§ MATERIAL PROVIDED:
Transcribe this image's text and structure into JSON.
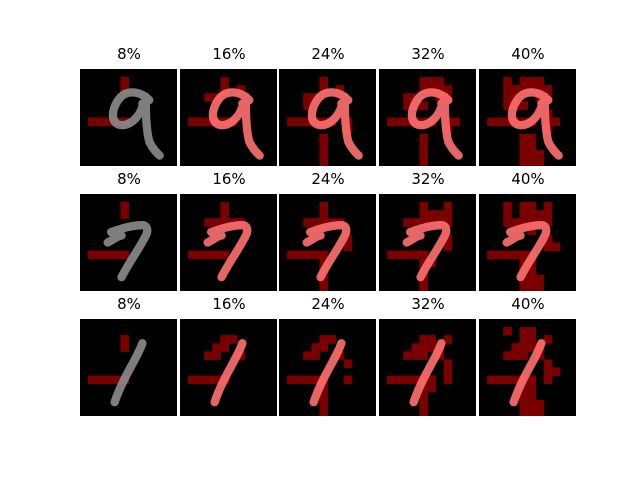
{
  "row_labels": [
    [
      "8%",
      "16%",
      "24%",
      "32%",
      "40%"
    ],
    [
      "8%",
      "16%",
      "24%",
      "32%",
      "40%"
    ],
    [
      "8%",
      "16%",
      "24%",
      "32%",
      "40%"
    ]
  ],
  "digits": [
    "nine",
    "seven",
    "one"
  ],
  "colors": {
    "background": "#000000",
    "mask": "#7a0000",
    "stroke_plain": "#8c8c8c",
    "stroke_highlight": "#ff7070"
  }
}
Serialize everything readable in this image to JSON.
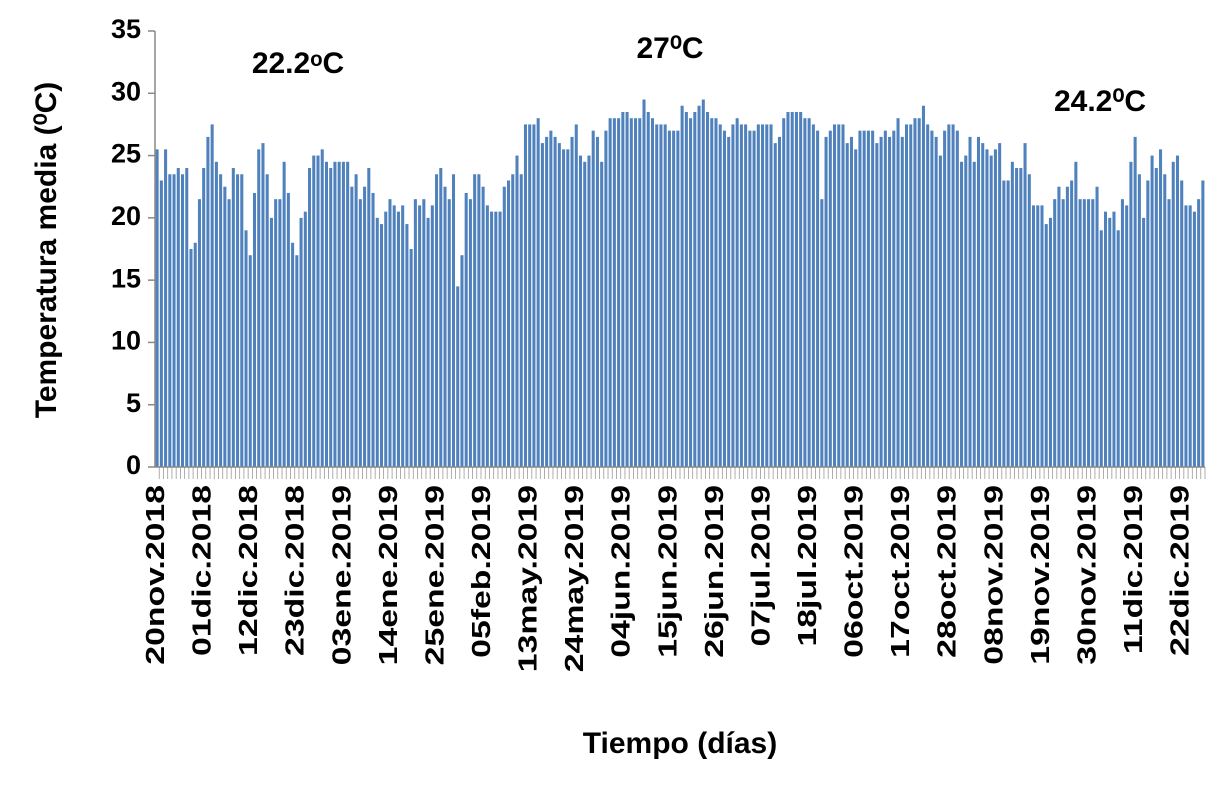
{
  "chart_data": {
    "type": "bar",
    "x_label": "Tiempo (días)",
    "y_label": "Temperatura media (⁰C)",
    "annotations": [
      "22.2ᵒC",
      "27⁰C",
      "24.2⁰C"
    ],
    "color": "#4f81bd",
    "ylim": [
      0,
      35
    ],
    "yticks": [
      0,
      5,
      10,
      15,
      20,
      25,
      30,
      35
    ],
    "categories": [
      "20nov.2018",
      null,
      null,
      null,
      null,
      null,
      null,
      null,
      null,
      null,
      null,
      "01dic.2018",
      null,
      null,
      null,
      null,
      null,
      null,
      null,
      null,
      null,
      null,
      "12dic.2018",
      null,
      null,
      null,
      null,
      null,
      null,
      null,
      null,
      null,
      null,
      "23dic.2018",
      null,
      null,
      null,
      null,
      null,
      null,
      null,
      null,
      null,
      null,
      "03ene.2019",
      null,
      null,
      null,
      null,
      null,
      null,
      null,
      null,
      null,
      null,
      "14ene.2019",
      null,
      null,
      null,
      null,
      null,
      null,
      null,
      null,
      null,
      null,
      "25ene.2019",
      null,
      null,
      null,
      null,
      null,
      null,
      null,
      null,
      null,
      null,
      "05feb.2019",
      null,
      null,
      null,
      null,
      null,
      null,
      null,
      null,
      null,
      null,
      "13may.2019",
      null,
      null,
      null,
      null,
      null,
      null,
      null,
      null,
      null,
      null,
      "24may.2019",
      null,
      null,
      null,
      null,
      null,
      null,
      null,
      null,
      null,
      null,
      "04jun.2019",
      null,
      null,
      null,
      null,
      null,
      null,
      null,
      null,
      null,
      null,
      "15jun.2019",
      null,
      null,
      null,
      null,
      null,
      null,
      null,
      null,
      null,
      null,
      "26jun.2019",
      null,
      null,
      null,
      null,
      null,
      null,
      null,
      null,
      null,
      null,
      "07jul.2019",
      null,
      null,
      null,
      null,
      null,
      null,
      null,
      null,
      null,
      null,
      "18jul.2019",
      null,
      null,
      null,
      null,
      null,
      null,
      null,
      null,
      null,
      null,
      "06oct.2019",
      null,
      null,
      null,
      null,
      null,
      null,
      null,
      null,
      null,
      null,
      "17oct.2019",
      null,
      null,
      null,
      null,
      null,
      null,
      null,
      null,
      null,
      null,
      "28oct.2019",
      null,
      null,
      null,
      null,
      null,
      null,
      null,
      null,
      null,
      null,
      "08nov.2019",
      null,
      null,
      null,
      null,
      null,
      null,
      null,
      null,
      null,
      null,
      "19nov.2019",
      null,
      null,
      null,
      null,
      null,
      null,
      null,
      null,
      null,
      null,
      "30nov.2019",
      null,
      null,
      null,
      null,
      null,
      null,
      null,
      null,
      null,
      null,
      "11dic.2019",
      null,
      null,
      null,
      null,
      null,
      null,
      null,
      null,
      null,
      null,
      "22dic.2019",
      null,
      null,
      null,
      null,
      null
    ],
    "values": [
      25.5,
      23,
      25.5,
      23.5,
      23.5,
      24,
      23.5,
      24,
      17.5,
      18,
      21.5,
      24,
      26.5,
      27.5,
      24.5,
      23.5,
      22.5,
      21.5,
      24,
      23.5,
      23.5,
      19,
      17,
      22,
      25.5,
      26,
      23.5,
      20,
      21.5,
      21.5,
      24.5,
      22,
      18,
      17,
      20,
      20.5,
      24,
      25,
      25,
      25.5,
      24.5,
      24,
      24.5,
      24.5,
      24.5,
      24.5,
      22.5,
      23.5,
      21.5,
      22.5,
      24,
      22,
      20,
      19.5,
      20.5,
      21.5,
      21,
      20.5,
      21,
      19.5,
      17.5,
      21.5,
      21,
      21.5,
      20,
      21,
      23.5,
      24,
      22.5,
      21.5,
      23.5,
      14.5,
      17,
      22,
      21.5,
      23.5,
      23.5,
      22.5,
      21,
      20.5,
      20.5,
      20.5,
      22.5,
      23,
      23.5,
      25,
      23.5,
      27.5,
      27.5,
      27.5,
      28,
      26,
      26.5,
      27,
      26.5,
      26,
      25.5,
      25.5,
      26.5,
      27.5,
      25,
      24.5,
      25,
      27,
      26.5,
      24.5,
      27,
      28,
      28,
      28,
      28.5,
      28.5,
      28,
      28,
      28,
      29.5,
      28.5,
      28,
      27.5,
      27.5,
      27.5,
      27,
      27,
      27,
      29,
      28.5,
      28,
      28.5,
      29,
      29.5,
      28.5,
      28,
      28,
      27.5,
      27,
      26.5,
      27.5,
      28,
      27.5,
      27.5,
      27,
      27,
      27.5,
      27.5,
      27.5,
      27.5,
      26,
      26.5,
      28,
      28.5,
      28.5,
      28.5,
      28.5,
      28,
      28,
      27.5,
      27,
      21.5,
      26.5,
      27,
      27.5,
      27.5,
      27.5,
      26,
      26.5,
      25.5,
      27,
      27,
      27,
      27,
      26,
      26.5,
      27,
      26.5,
      27,
      28,
      26.5,
      27.5,
      27.5,
      28,
      28,
      29,
      27.5,
      27,
      26.5,
      25,
      27,
      27.5,
      27.5,
      27,
      24.5,
      25,
      26.5,
      24.5,
      26.5,
      26,
      25.5,
      25,
      25.5,
      26,
      23,
      23,
      24.5,
      24,
      24,
      26,
      23.5,
      21,
      21,
      21,
      19.5,
      20,
      21.5,
      22.5,
      21.5,
      22.5,
      23,
      24.5,
      21.5,
      21.5,
      21.5,
      21.5,
      22.5,
      19,
      20.5,
      20,
      20.5,
      19,
      21.5,
      21,
      24.5,
      26.5,
      23.5,
      20,
      23,
      25,
      24,
      25.5,
      23.5,
      21.5,
      24.5,
      25,
      23,
      21,
      21,
      20.5,
      21.5,
      23
    ]
  }
}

§ TASK DIRECTIONS: Write out the listing above again, exactly, but with no pictures in the copy.

§ TASK RESULT:
Transcribe this image's text and structure into JSON.
{
  "row_labels": [
    [
      "8%",
      "16%",
      "24%",
      "32%",
      "40%"
    ],
    [
      "8%",
      "16%",
      "24%",
      "32%",
      "40%"
    ],
    [
      "8%",
      "16%",
      "24%",
      "32%",
      "40%"
    ]
  ],
  "digits": [
    "nine",
    "seven",
    "one"
  ],
  "colors": {
    "background": "#000000",
    "mask": "#7a0000",
    "stroke_plain": "#8c8c8c",
    "stroke_highlight": "#ff7070"
  }
}
Serialize everything readable in this image to JSON.
{
  "chart_data": {
    "type": "bar",
    "x_label": "Tiempo (días)",
    "y_label": "Temperatura media (⁰C)",
    "annotations": [
      "22.2ᵒC",
      "27⁰C",
      "24.2⁰C"
    ],
    "color": "#4f81bd",
    "ylim": [
      0,
      35
    ],
    "yticks": [
      0,
      5,
      10,
      15,
      20,
      25,
      30,
      35
    ],
    "categories": [
      "20nov.2018",
      null,
      null,
      null,
      null,
      null,
      null,
      null,
      null,
      null,
      null,
      "01dic.2018",
      null,
      null,
      null,
      null,
      null,
      null,
      null,
      null,
      null,
      null,
      "12dic.2018",
      null,
      null,
      null,
      null,
      null,
      null,
      null,
      null,
      null,
      null,
      "23dic.2018",
      null,
      null,
      null,
      null,
      null,
      null,
      null,
      null,
      null,
      null,
      "03ene.2019",
      null,
      null,
      null,
      null,
      null,
      null,
      null,
      null,
      null,
      null,
      "14ene.2019",
      null,
      null,
      null,
      null,
      null,
      null,
      null,
      null,
      null,
      null,
      "25ene.2019",
      null,
      null,
      null,
      null,
      null,
      null,
      null,
      null,
      null,
      null,
      "05feb.2019",
      null,
      null,
      null,
      null,
      null,
      null,
      null,
      null,
      null,
      null,
      "13may.2019",
      null,
      null,
      null,
      null,
      null,
      null,
      null,
      null,
      null,
      null,
      "24may.2019",
      null,
      null,
      null,
      null,
      null,
      null,
      null,
      null,
      null,
      null,
      "04jun.2019",
      null,
      null,
      null,
      null,
      null,
      null,
      null,
      null,
      null,
      null,
      "15jun.2019",
      null,
      null,
      null,
      null,
      null,
      null,
      null,
      null,
      null,
      null,
      "26jun.2019",
      null,
      null,
      null,
      null,
      null,
      null,
      null,
      null,
      null,
      null,
      "07jul.2019",
      null,
      null,
      null,
      null,
      null,
      null,
      null,
      null,
      null,
      null,
      "18jul.2019",
      null,
      null,
      null,
      null,
      null,
      null,
      null,
      null,
      null,
      null,
      "06oct.2019",
      null,
      null,
      null,
      null,
      null,
      null,
      null,
      null,
      null,
      null,
      "17oct.2019",
      null,
      null,
      null,
      null,
      null,
      null,
      null,
      null,
      null,
      null,
      "28oct.2019",
      null,
      null,
      null,
      null,
      null,
      null,
      null,
      null,
      null,
      null,
      "08nov.2019",
      null,
      null,
      null,
      null,
      null,
      null,
      null,
      null,
      null,
      null,
      "19nov.2019",
      null,
      null,
      null,
      null,
      null,
      null,
      null,
      null,
      null,
      null,
      "30nov.2019",
      null,
      null,
      null,
      null,
      null,
      null,
      null,
      null,
      null,
      null,
      "11dic.2019",
      null,
      null,
      null,
      null,
      null,
      null,
      null,
      null,
      null,
      null,
      "22dic.2019",
      null,
      null,
      null,
      null,
      null
    ],
    "values": [
      25.5,
      23,
      25.5,
      23.5,
      23.5,
      24,
      23.5,
      24,
      17.5,
      18,
      21.5,
      24,
      26.5,
      27.5,
      24.5,
      23.5,
      22.5,
      21.5,
      24,
      23.5,
      23.5,
      19,
      17,
      22,
      25.5,
      26,
      23.5,
      20,
      21.5,
      21.5,
      24.5,
      22,
      18,
      17,
      20,
      20.5,
      24,
      25,
      25,
      25.5,
      24.5,
      24,
      24.5,
      24.5,
      24.5,
      24.5,
      22.5,
      23.5,
      21.5,
      22.5,
      24,
      22,
      20,
      19.5,
      20.5,
      21.5,
      21,
      20.5,
      21,
      19.5,
      17.5,
      21.5,
      21,
      21.5,
      20,
      21,
      23.5,
      24,
      22.5,
      21.5,
      23.5,
      14.5,
      17,
      22,
      21.5,
      23.5,
      23.5,
      22.5,
      21,
      20.5,
      20.5,
      20.5,
      22.5,
      23,
      23.5,
      25,
      23.5,
      27.5,
      27.5,
      27.5,
      28,
      26,
      26.5,
      27,
      26.5,
      26,
      25.5,
      25.5,
      26.5,
      27.5,
      25,
      24.5,
      25,
      27,
      26.5,
      24.5,
      27,
      28,
      28,
      28,
      28.5,
      28.5,
      28,
      28,
      28,
      29.5,
      28.5,
      28,
      27.5,
      27.5,
      27.5,
      27,
      27,
      27,
      29,
      28.5,
      28,
      28.5,
      29,
      29.5,
      28.5,
      28,
      28,
      27.5,
      27,
      26.5,
      27.5,
      28,
      27.5,
      27.5,
      27,
      27,
      27.5,
      27.5,
      27.5,
      27.5,
      26,
      26.5,
      28,
      28.5,
      28.5,
      28.5,
      28.5,
      28,
      28,
      27.5,
      27,
      21.5,
      26.5,
      27,
      27.5,
      27.5,
      27.5,
      26,
      26.5,
      25.5,
      27,
      27,
      27,
      27,
      26,
      26.5,
      27,
      26.5,
      27,
      28,
      26.5,
      27.5,
      27.5,
      28,
      28,
      29,
      27.5,
      27,
      26.5,
      25,
      27,
      27.5,
      27.5,
      27,
      24.5,
      25,
      26.5,
      24.5,
      26.5,
      26,
      25.5,
      25,
      25.5,
      26,
      23,
      23,
      24.5,
      24,
      24,
      26,
      23.5,
      21,
      21,
      21,
      19.5,
      20,
      21.5,
      22.5,
      21.5,
      22.5,
      23,
      24.5,
      21.5,
      21.5,
      21.5,
      21.5,
      22.5,
      19,
      20.5,
      20,
      20.5,
      19,
      21.5,
      21,
      24.5,
      26.5,
      23.5,
      20,
      23,
      25,
      24,
      25.5,
      23.5,
      21.5,
      24.5,
      25,
      23,
      21,
      21,
      20.5,
      21.5,
      23
    ]
  }
}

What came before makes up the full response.